** Problem requirements **
Below are records. Copy every line with "JSON" in it.

Collected data entries
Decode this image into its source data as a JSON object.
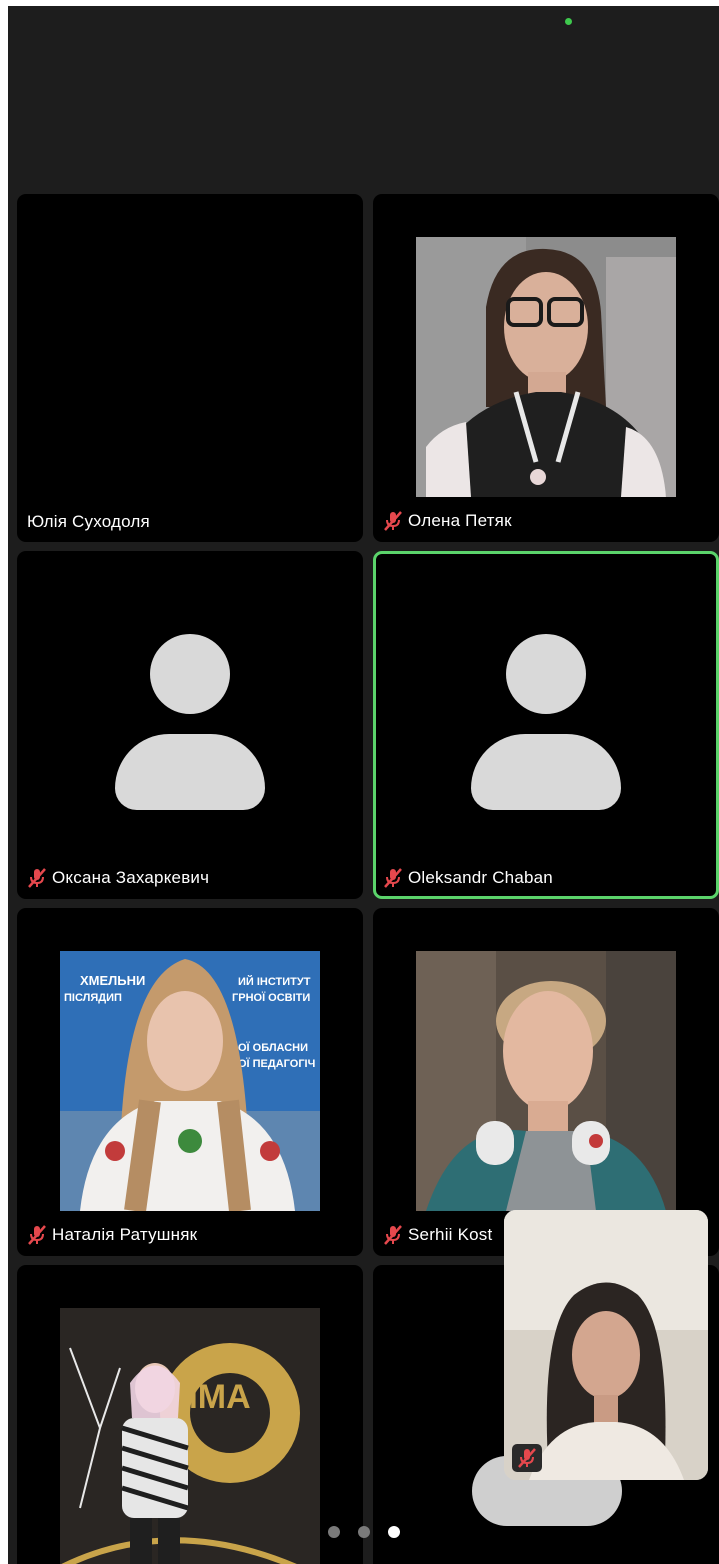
{
  "status": {
    "indicator_color": "#3ec94d"
  },
  "participants": [
    {
      "name": "Юлія Суходоля",
      "muted": false,
      "video": "off-black"
    },
    {
      "name": "Олена Петяк",
      "muted": true,
      "video": "camera"
    },
    {
      "name": "Оксана Захаркевич",
      "muted": true,
      "video": "avatar"
    },
    {
      "name": "Oleksandr Chaban",
      "muted": true,
      "video": "avatar",
      "active_speaker": true
    },
    {
      "name": "Наталія Ратушняк",
      "muted": true,
      "video": "camera"
    },
    {
      "name": "Serhii Kost",
      "muted": true,
      "video": "camera"
    },
    {
      "name": "",
      "muted": false,
      "video": "camera"
    },
    {
      "name": "",
      "muted": false,
      "video": "avatar-partial"
    }
  ],
  "self_view": {
    "muted": true
  },
  "background_sign": {
    "line1": "ХМЕЛЬНИ",
    "line1b": "ИЙ ІНСТИТУТ",
    "line2": "ПІСЛЯДИП",
    "line2b": "ГРНОЇ ОСВІТИ",
    "line3": "ОЇ ОБЛАСНИ",
    "line4": "ОЇ ПЕДАГОГІЧ"
  },
  "brand_sign": "IMMA",
  "pagination": {
    "count": 3,
    "current": 3
  },
  "colors": {
    "background": "#1d1d1d",
    "tile": "#000000",
    "active_border": "#5bd36b",
    "muted_icon": "#e5484d",
    "avatar": "#d9d9d9"
  }
}
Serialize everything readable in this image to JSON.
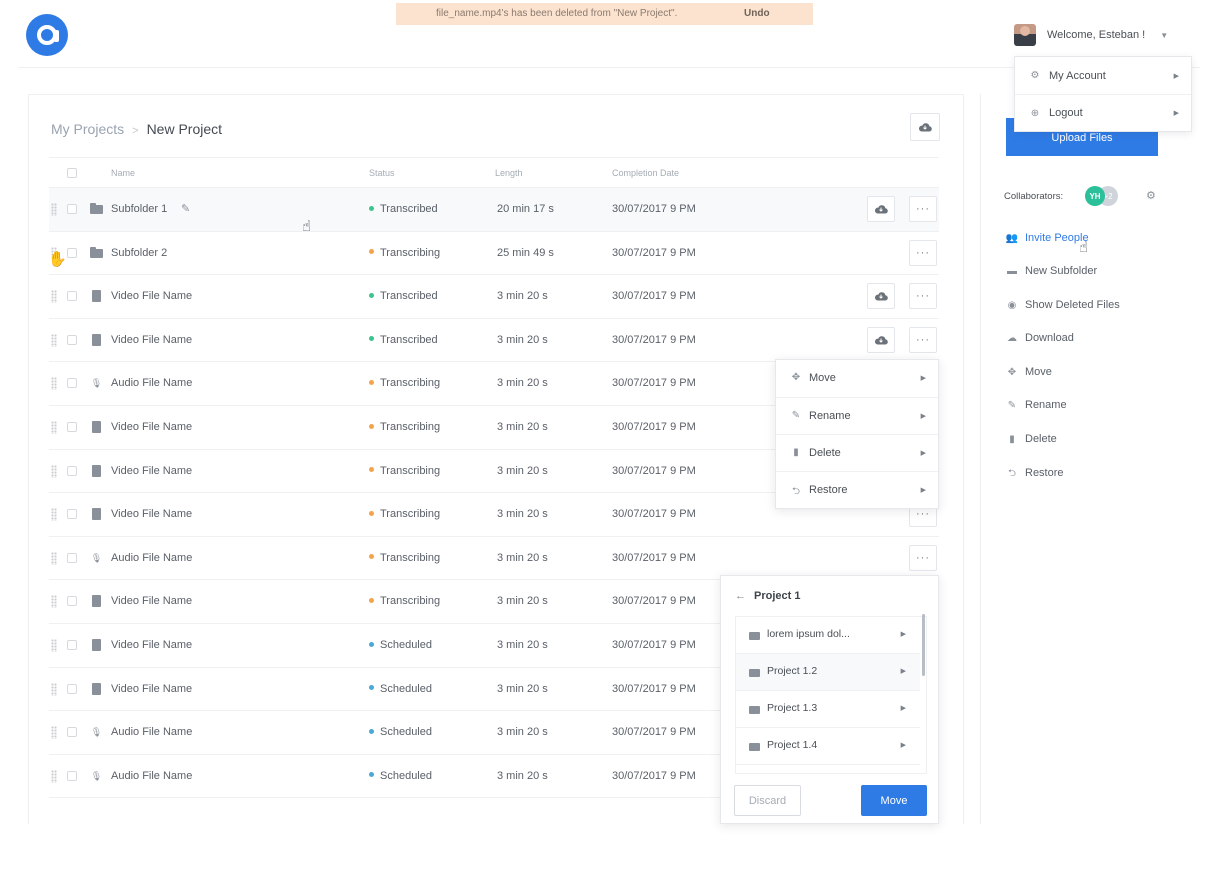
{
  "toast": {
    "message": "file_name.mp4's has been deleted from \"New Project\".",
    "undo": "Undo"
  },
  "user": {
    "welcome": "Welcome, Esteban !",
    "menu": [
      {
        "label": "My Account",
        "icon": "gear-icon"
      },
      {
        "label": "Logout",
        "icon": "logout-icon"
      }
    ]
  },
  "breadcrumb": {
    "root": "My Projects",
    "separator": ">",
    "current": "New Project"
  },
  "table": {
    "headers": {
      "name": "Name",
      "status": "Status",
      "length": "Length",
      "completion": "Completion Date"
    },
    "rows": [
      {
        "type": "folder",
        "name": "Subfolder 1",
        "status": "Transcribed",
        "length": "20 min 17 s",
        "date": "30/07/2017  9 PM",
        "cloud": true,
        "more": true
      },
      {
        "type": "folder",
        "name": "Subfolder 2",
        "status": "Transcribing",
        "length": "25 min 49 s",
        "date": "30/07/2017  9 PM",
        "cloud": false,
        "more": true
      },
      {
        "type": "video",
        "name": "Video File Name",
        "status": "Transcribed",
        "length": "3 min 20 s",
        "date": "30/07/2017  9 PM",
        "cloud": true,
        "more": true
      },
      {
        "type": "video",
        "name": "Video File Name",
        "status": "Transcribed",
        "length": "3 min 20 s",
        "date": "30/07/2017  9 PM",
        "cloud": true,
        "more": true
      },
      {
        "type": "audio",
        "name": "Audio File Name",
        "status": "Transcribing",
        "length": "3 min 20 s",
        "date": "30/07/2017  9 PM",
        "cloud": false,
        "more": false
      },
      {
        "type": "video",
        "name": "Video File Name",
        "status": "Transcribing",
        "length": "3 min 20 s",
        "date": "30/07/2017  9 PM",
        "cloud": false,
        "more": false
      },
      {
        "type": "video",
        "name": "Video File Name",
        "status": "Transcribing",
        "length": "3 min 20 s",
        "date": "30/07/2017  9 PM",
        "cloud": false,
        "more": false
      },
      {
        "type": "video",
        "name": "Video File Name",
        "status": "Transcribing",
        "length": "3 min 20 s",
        "date": "30/07/2017  9 PM",
        "cloud": false,
        "more": true
      },
      {
        "type": "audio",
        "name": "Audio File Name",
        "status": "Transcribing",
        "length": "3 min 20 s",
        "date": "30/07/2017  9 PM",
        "cloud": false,
        "more": true
      },
      {
        "type": "video",
        "name": "Video File Name",
        "status": "Transcribing",
        "length": "3 min 20 s",
        "date": "30/07/2017  9 PM",
        "cloud": false,
        "more": false
      },
      {
        "type": "video",
        "name": "Video File Name",
        "status": "Scheduled",
        "length": "3 min 20 s",
        "date": "30/07/2017  9 PM",
        "cloud": false,
        "more": false
      },
      {
        "type": "video",
        "name": "Video File Name",
        "status": "Scheduled",
        "length": "3 min 20 s",
        "date": "30/07/2017  9 PM",
        "cloud": false,
        "more": false
      },
      {
        "type": "audio",
        "name": "Audio File Name",
        "status": "Scheduled",
        "length": "3 min 20 s",
        "date": "30/07/2017  9 PM",
        "cloud": false,
        "more": false
      },
      {
        "type": "audio",
        "name": "Audio File Name",
        "status": "Scheduled",
        "length": "3 min 20 s",
        "date": "30/07/2017  9 PM",
        "cloud": false,
        "more": false
      }
    ]
  },
  "status_colors": {
    "Transcribed": "#3cc48f",
    "Transcribing": "#f5a34a",
    "Scheduled": "#4aa8d8"
  },
  "context_menu": [
    {
      "label": "Move",
      "icon": "move-icon"
    },
    {
      "label": "Rename",
      "icon": "edit-icon"
    },
    {
      "label": "Delete",
      "icon": "trash-icon"
    },
    {
      "label": "Restore",
      "icon": "restore-icon"
    }
  ],
  "move_panel": {
    "title": "Project 1",
    "items": [
      "lorem ipsum dol...",
      "Project 1.2",
      "Project 1.3",
      "Project 1.4"
    ],
    "discard": "Discard",
    "move": "Move"
  },
  "sidebar": {
    "upload": "Upload Files",
    "collaborators_label": "Collaborators:",
    "collaborators": [
      "YH",
      "+2"
    ],
    "actions": [
      {
        "label": "Invite People",
        "icon": "people-icon"
      },
      {
        "label": "New Subfolder",
        "icon": "folder-icon"
      },
      {
        "label": "Show Deleted Files",
        "icon": "eye-icon"
      },
      {
        "label": "Download",
        "icon": "cloud-icon"
      },
      {
        "label": "Move",
        "icon": "move-icon"
      },
      {
        "label": "Rename",
        "icon": "edit-icon"
      },
      {
        "label": "Delete",
        "icon": "trash-icon"
      },
      {
        "label": "Restore",
        "icon": "restore-icon"
      }
    ]
  },
  "colors": {
    "accent": "#2f7be6",
    "toast_bg": "#fbe3cf"
  }
}
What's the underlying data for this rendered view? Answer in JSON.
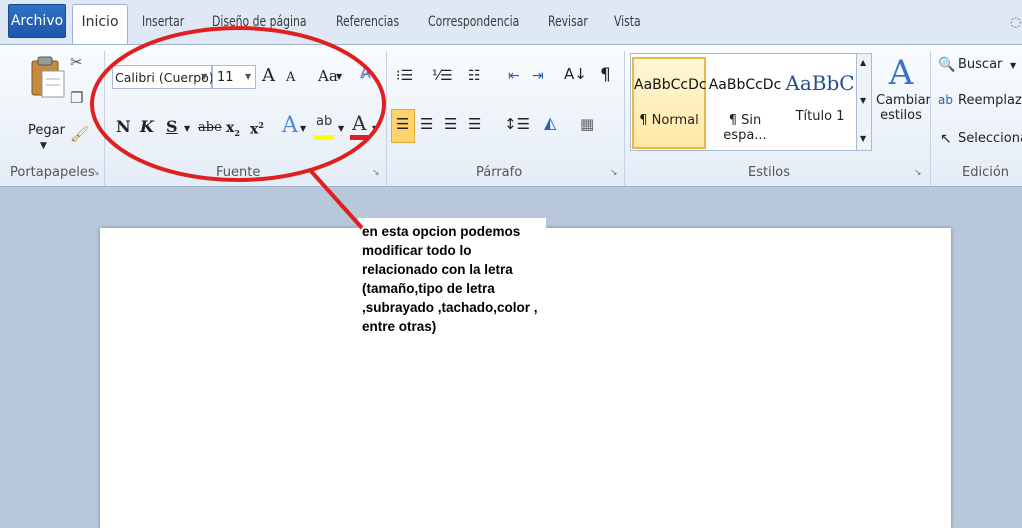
{
  "tabs": {
    "archivo": "Archivo",
    "inicio": "Inicio",
    "insertar": "Insertar",
    "diseno": "Diseño de página",
    "referencias": "Referencias",
    "correspondencia": "Correspondencia",
    "revisar": "Revisar",
    "vista": "Vista"
  },
  "clipboard": {
    "pegar": "Pegar",
    "label": "Portapapeles"
  },
  "font": {
    "name": "Calibri (Cuerpo)",
    "size": "11",
    "grow": "A",
    "shrink": "A",
    "case": "Aa",
    "bold": "N",
    "italic": "K",
    "underline": "S",
    "strike": "abe",
    "sub": "x",
    "sup": "x",
    "label": "Fuente"
  },
  "paragraph": {
    "label": "Párrafo",
    "pilcrow": "¶"
  },
  "styles": {
    "items": [
      {
        "preview": "AaBbCcDc",
        "name": "¶ Normal"
      },
      {
        "preview": "AaBbCcDc",
        "name": "¶ Sin espa..."
      },
      {
        "preview": "AaBbC",
        "name": "Título 1"
      }
    ],
    "cambiar": "Cambiar",
    "estilos": "estilos",
    "label": "Estilos"
  },
  "editing": {
    "buscar": "Buscar",
    "reemplazar": "Reemplazar",
    "seleccionar": "Seleccionar",
    "label": "Edición"
  },
  "annotation": {
    "text": "en esta opcion podemos modificar todo lo relacionado con la letra (tamaño,tipo de letra ,subrayado ,tachado,color , entre otras)",
    "circle_color": "#e02020"
  }
}
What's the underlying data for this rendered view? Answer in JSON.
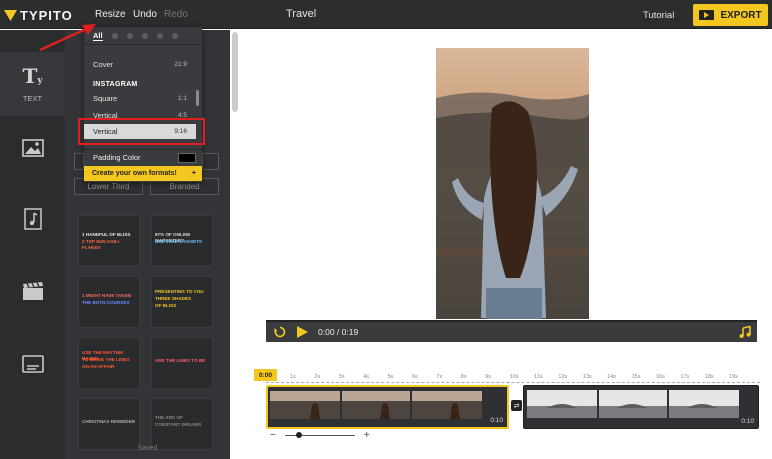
{
  "app": {
    "logo_text": "TYPITO",
    "project_title": "Travel"
  },
  "menu": {
    "resize": "Resize",
    "undo": "Undo",
    "redo": "Redo"
  },
  "header": {
    "tutorial": "Tutorial",
    "export": "EXPORT"
  },
  "rail": {
    "text_label": "TEXT"
  },
  "resize_dropdown": {
    "tab_all": "All",
    "rows": {
      "cover": {
        "label": "Cover",
        "ratio": "21:9"
      },
      "section": "INSTAGRAM",
      "square": {
        "label": "Square",
        "ratio": "1:1"
      },
      "vertical_45": {
        "label": "Vertical",
        "ratio": "4:5"
      },
      "vertical_916": {
        "label": "Vertical",
        "ratio": "9:16"
      }
    },
    "padding_color_label": "Padding Color",
    "padding_color": "#000000",
    "create_formats": "Create your own formats!",
    "create_plus": "+"
  },
  "panel": {
    "lower_third": "Lower Third",
    "branded": "Branded",
    "saved": "Saved",
    "templates": [
      {
        "lines": [
          "1 HANDFUL OF BLISS",
          "2 TSP SUN CHILI FLAKES"
        ],
        "colors": [
          "#e9e9e9",
          "#ff6a3c"
        ]
      },
      {
        "lines": [
          "87% OF ONLINE MARKETERS",
          "USE VISUAL ASSETS"
        ],
        "colors": [
          "#d7d7d7",
          "#6bc2ff"
        ]
      },
      {
        "lines": [
          "1 MIGHT HAVE TAKEN",
          "THE BOTH COURSES"
        ],
        "colors": [
          "#ff6666",
          "#6b8cff"
        ]
      },
      {
        "lines": [
          "PRESENTING TO YOU",
          "THREE SHADES",
          "OF BLISS"
        ],
        "colors": [
          "#f3c620",
          "#f3c620",
          "#f3c620"
        ]
      },
      {
        "lines": [
          "USE THE RHYTHM BASED",
          "TO BRING THE LINES",
          "ON AN AFFAIR"
        ],
        "colors": [
          "#ff5a36",
          "#ff5a36",
          "#ff5a36"
        ]
      },
      {
        "lines": [
          "ARE THE LINES TO BE"
        ],
        "colors": [
          "#ff5a7a"
        ]
      },
      {
        "lines": [
          "CHRISTMAS REMINDER"
        ],
        "colors": [
          "#aaaaaa"
        ]
      },
      {
        "lines": [
          "THE ARC OF",
          "CONSTANT DREAMS"
        ],
        "colors": [
          "#888888",
          "#888888"
        ]
      }
    ]
  },
  "player": {
    "current_time": "0:00",
    "separator": "/",
    "duration": "0:19"
  },
  "timeline": {
    "playhead": "0:00",
    "ticks": [
      "1s",
      "2s",
      "3s",
      "4s",
      "5s",
      "6s",
      "7s",
      "8s",
      "9s",
      "10s",
      "11s",
      "12s",
      "13s",
      "14s",
      "15s",
      "16s",
      "17s",
      "18s",
      "19s"
    ],
    "clips": [
      {
        "duration": "0:10"
      },
      {
        "duration": "0:10"
      }
    ],
    "zoom_minus": "−",
    "zoom_plus": "+",
    "zoom_level": 0.2
  },
  "colors": {
    "accent": "#f3c620",
    "annotation": "#e02020",
    "dark": "#2c2d2f"
  }
}
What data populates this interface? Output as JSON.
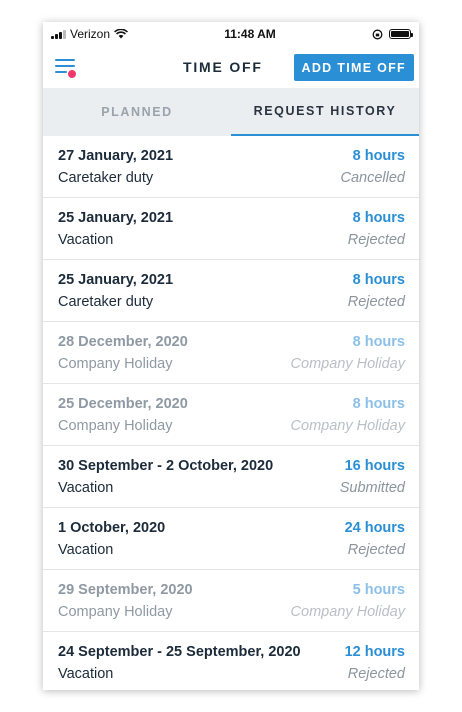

** Output of the exercise **
Decode this image into its source data as a JSON object.
Serialize everything readable in this image to JSON.
What's the underlying data for this rendered view? Answer in JSON.
What's the underlying data for this rendered view? Answer in JSON.
What data populates this interface? Output as JSON.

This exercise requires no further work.